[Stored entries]

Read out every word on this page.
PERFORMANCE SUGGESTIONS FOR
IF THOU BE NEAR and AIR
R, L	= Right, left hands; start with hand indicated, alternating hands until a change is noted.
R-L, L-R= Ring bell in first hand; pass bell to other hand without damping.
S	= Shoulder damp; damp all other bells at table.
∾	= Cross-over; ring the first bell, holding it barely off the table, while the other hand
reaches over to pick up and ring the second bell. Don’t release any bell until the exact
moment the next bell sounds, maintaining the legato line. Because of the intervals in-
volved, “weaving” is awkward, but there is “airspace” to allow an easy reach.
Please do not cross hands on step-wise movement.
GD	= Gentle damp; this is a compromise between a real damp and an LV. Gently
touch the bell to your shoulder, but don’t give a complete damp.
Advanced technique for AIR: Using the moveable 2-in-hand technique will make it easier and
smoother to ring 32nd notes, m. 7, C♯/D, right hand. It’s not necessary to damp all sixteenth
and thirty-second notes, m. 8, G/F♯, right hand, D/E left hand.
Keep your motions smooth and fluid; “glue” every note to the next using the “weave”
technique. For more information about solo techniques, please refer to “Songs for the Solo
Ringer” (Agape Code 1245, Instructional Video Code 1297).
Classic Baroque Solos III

> [Instruction]
Write out all of the records above exactly as they appear.

> [Written answer]
Read out every word on this page.
PERFORMANCE SUGGESTIONS FOR
IF THOU BE NEAR and AIR
R, L	= Right, left hands; start with hand indicated, alternating hands until a change is noted.
R-L, L-R= Ring bell in first hand; pass bell to other hand without damping.
S	= Shoulder damp; damp all other bells at table.
∾	= Cross-over; ring the first bell, holding it barely off the table, while the other hand
reaches over to pick up and ring the second bell. Don’t release any bell until the exact
moment the next bell sounds, maintaining the legato line. Because of the intervals in-
volved, “weaving” is awkward, but there is “airspace” to allow an easy reach.
Please do not cross hands on step-wise movement.
GD	= Gentle damp; this is a compromise between a real damp and an LV. Gently
touch the bell to your shoulder, but don’t give a complete damp.
Advanced technique for AIR: Using the moveable 2-in-hand technique will make it easier and
smoother to ring 32nd notes, m. 7, C♯/D, right hand. It’s not necessary to damp all sixteenth
and thirty-second notes, m. 8, G/F♯, right hand, D/E left hand.
Keep your motions smooth and fluid; “glue” every note to the next using the “weave”
technique. For more information about solo techniques, please refer to “Songs for the Solo
Ringer” (Agape Code 1245, Instructional Video Code 1297).
Classic Baroque Solos III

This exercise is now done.